• **What you need to do**
Answer with one number: how many lines hold "JSON".

• **Task input**
○ ○ ○ ○

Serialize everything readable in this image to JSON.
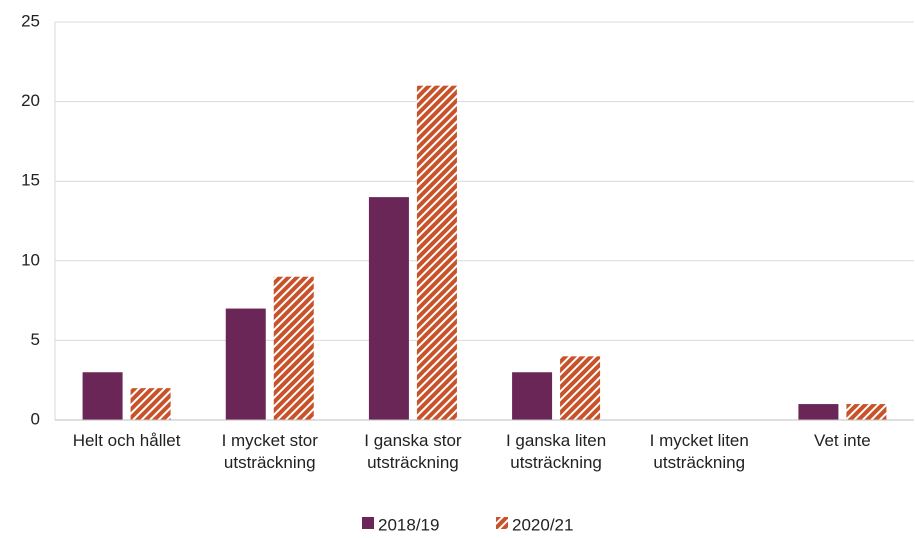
{
  "chart_data": {
    "type": "bar",
    "categories": [
      [
        "Helt och hållet"
      ],
      [
        "I mycket stor",
        "utsträckning"
      ],
      [
        "I ganska stor",
        "utsträckning"
      ],
      [
        "I ganska liten",
        "utsträckning"
      ],
      [
        "I mycket liten",
        "utsträckning"
      ],
      [
        "Vet inte"
      ]
    ],
    "series": [
      {
        "name": "2018/19",
        "color": "#6a2657",
        "pattern": "solid",
        "values": [
          3,
          7,
          14,
          3,
          0,
          1
        ]
      },
      {
        "name": "2020/21",
        "color": "#c8522a",
        "pattern": "hatch",
        "values": [
          2,
          9,
          21,
          4,
          0,
          1
        ]
      }
    ],
    "ylim": [
      0,
      25
    ],
    "yticks": [
      0,
      5,
      10,
      15,
      20,
      25
    ],
    "grid": true,
    "legend": "bottom"
  }
}
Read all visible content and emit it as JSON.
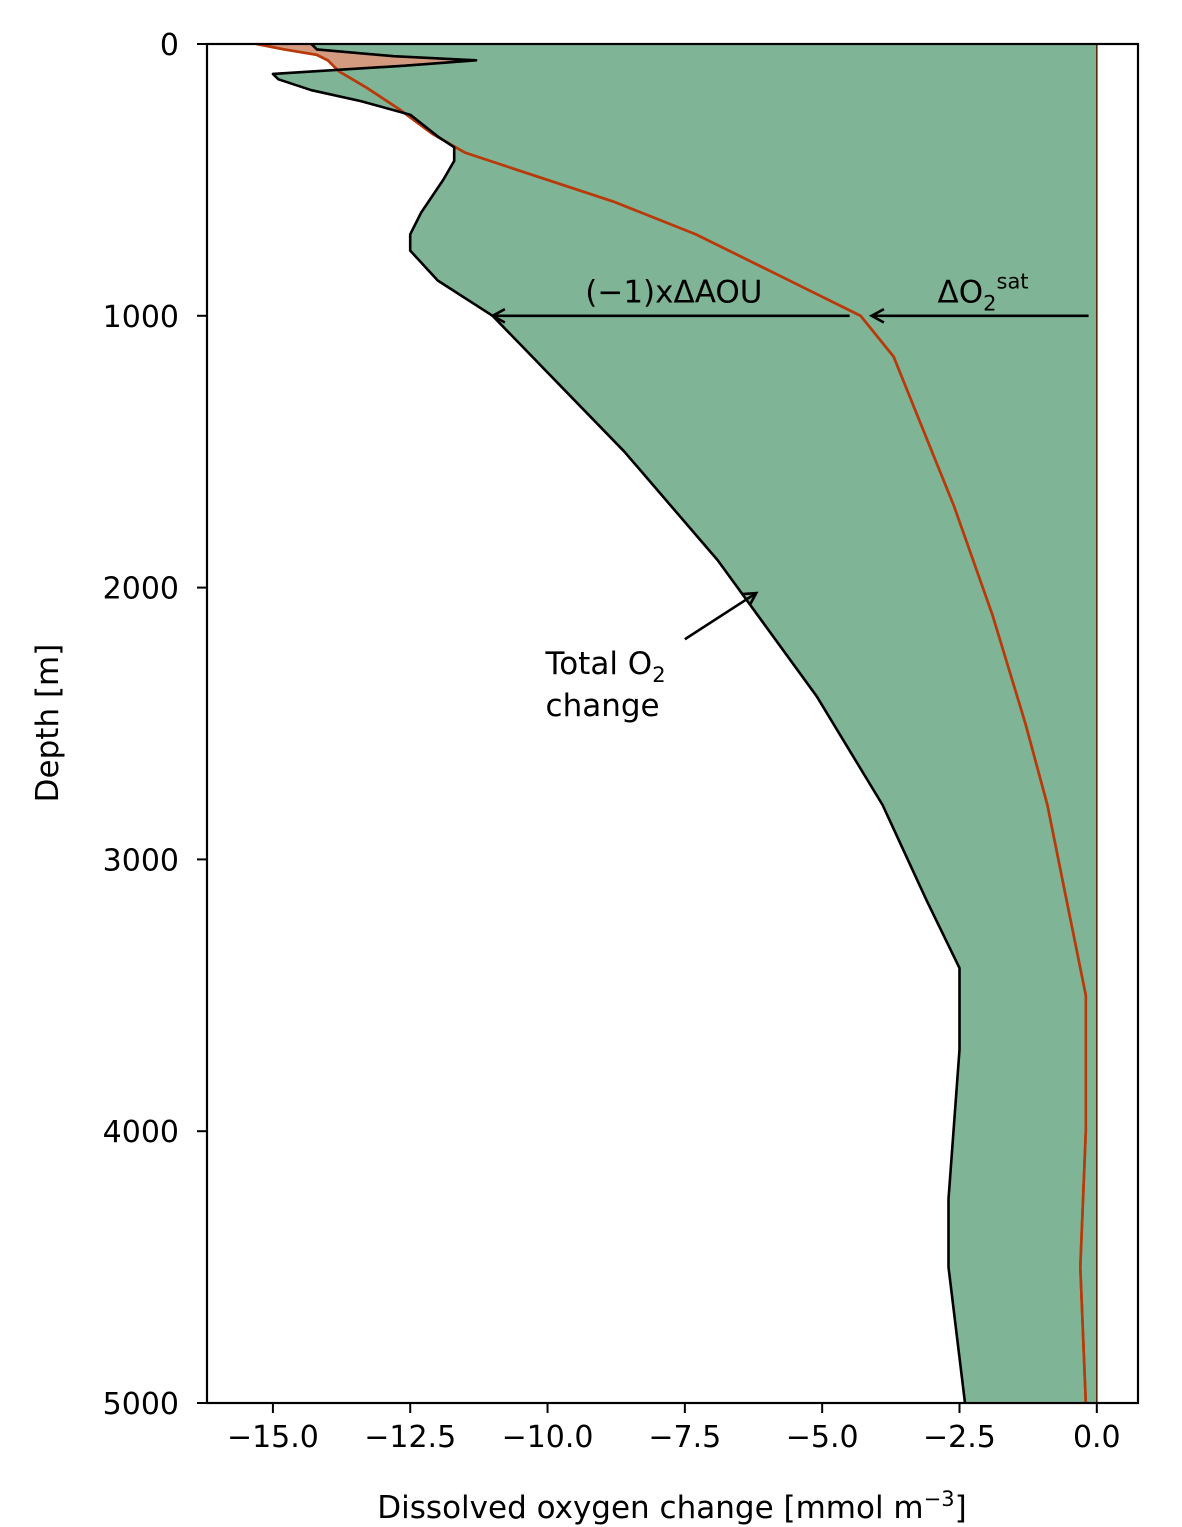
{
  "chart_data": {
    "type": "area",
    "xlabel": "Dissolved oxygen change [mmol m",
    "xlabel_sup": "−3",
    "xlabel_end": "]",
    "ylabel": "Depth [m]",
    "xlim": [
      -16.2,
      0.75
    ],
    "ylim": [
      5000,
      0
    ],
    "y_inverted": true,
    "grid": false,
    "x_ticks": [
      -15.0,
      -12.5,
      -10.0,
      -7.5,
      -5.0,
      -2.5,
      0.0
    ],
    "x_tick_labels": [
      "−15.0",
      "−12.5",
      "−10.0",
      "−7.5",
      "−5.0",
      "−2.5",
      "0.0"
    ],
    "y_ticks": [
      0,
      1000,
      2000,
      3000,
      4000,
      5000
    ],
    "y_tick_labels": [
      "0",
      "1000",
      "2000",
      "3000",
      "4000",
      "5000"
    ],
    "series": [
      {
        "name": "ΔO2sat",
        "color": "#b83a0a",
        "fill": "#d39a80",
        "points": [
          [
            -15.3,
            0
          ],
          [
            -14.8,
            20
          ],
          [
            -14.2,
            40
          ],
          [
            -14.0,
            60
          ],
          [
            -13.8,
            100
          ],
          [
            -13.3,
            160
          ],
          [
            -12.7,
            240
          ],
          [
            -12.1,
            330
          ],
          [
            -11.5,
            400
          ],
          [
            -10.3,
            480
          ],
          [
            -8.8,
            580
          ],
          [
            -7.3,
            700
          ],
          [
            -5.8,
            850
          ],
          [
            -4.3,
            1000
          ],
          [
            -3.7,
            1150
          ],
          [
            -3.2,
            1400
          ],
          [
            -2.6,
            1700
          ],
          [
            -1.9,
            2100
          ],
          [
            -1.3,
            2500
          ],
          [
            -0.9,
            2800
          ],
          [
            -0.5,
            3200
          ],
          [
            -0.2,
            3500
          ],
          [
            -0.2,
            4000
          ],
          [
            -0.3,
            4500
          ],
          [
            -0.2,
            5000
          ]
        ]
      },
      {
        "name": "Total O2 change",
        "color": "#000000",
        "fill": "#7fb596",
        "points": [
          [
            -14.3,
            0
          ],
          [
            -14.2,
            20
          ],
          [
            -12.8,
            45
          ],
          [
            -11.3,
            60
          ],
          [
            -12.6,
            80
          ],
          [
            -15.0,
            110
          ],
          [
            -14.9,
            130
          ],
          [
            -14.3,
            170
          ],
          [
            -13.4,
            210
          ],
          [
            -12.5,
            260
          ],
          [
            -12.0,
            340
          ],
          [
            -11.7,
            380
          ],
          [
            -11.7,
            430
          ],
          [
            -11.9,
            500
          ],
          [
            -12.3,
            620
          ],
          [
            -12.5,
            700
          ],
          [
            -12.5,
            760
          ],
          [
            -12.0,
            870
          ],
          [
            -11.0,
            1000
          ],
          [
            -9.8,
            1250
          ],
          [
            -8.6,
            1500
          ],
          [
            -6.9,
            1900
          ],
          [
            -5.1,
            2400
          ],
          [
            -3.9,
            2800
          ],
          [
            -3.1,
            3150
          ],
          [
            -2.5,
            3400
          ],
          [
            -2.5,
            3700
          ],
          [
            -2.7,
            4250
          ],
          [
            -2.7,
            4500
          ],
          [
            -2.4,
            5000
          ]
        ]
      }
    ],
    "annotations": [
      {
        "text": "(−1)xΔAOU",
        "x": -7.7,
        "y": 900,
        "arrow_from": [
          -4.5,
          1000
        ],
        "arrow_to": [
          -11.0,
          1000
        ]
      },
      {
        "text": "ΔO",
        "sub": "2",
        "sup": "sat",
        "x": -2.9,
        "y": 900,
        "arrow_from": [
          -0.15,
          1000
        ],
        "arrow_to": [
          -4.1,
          1000
        ]
      },
      {
        "text_line1": "Total O",
        "sub": "2",
        "text_line2": "change",
        "x": -10.0,
        "y": 2300,
        "arrow_from": [
          -7.5,
          2190
        ],
        "arrow_to": [
          -6.2,
          2020
        ]
      }
    ]
  }
}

○ ○ ○ ○

• **Output of the exercise**
2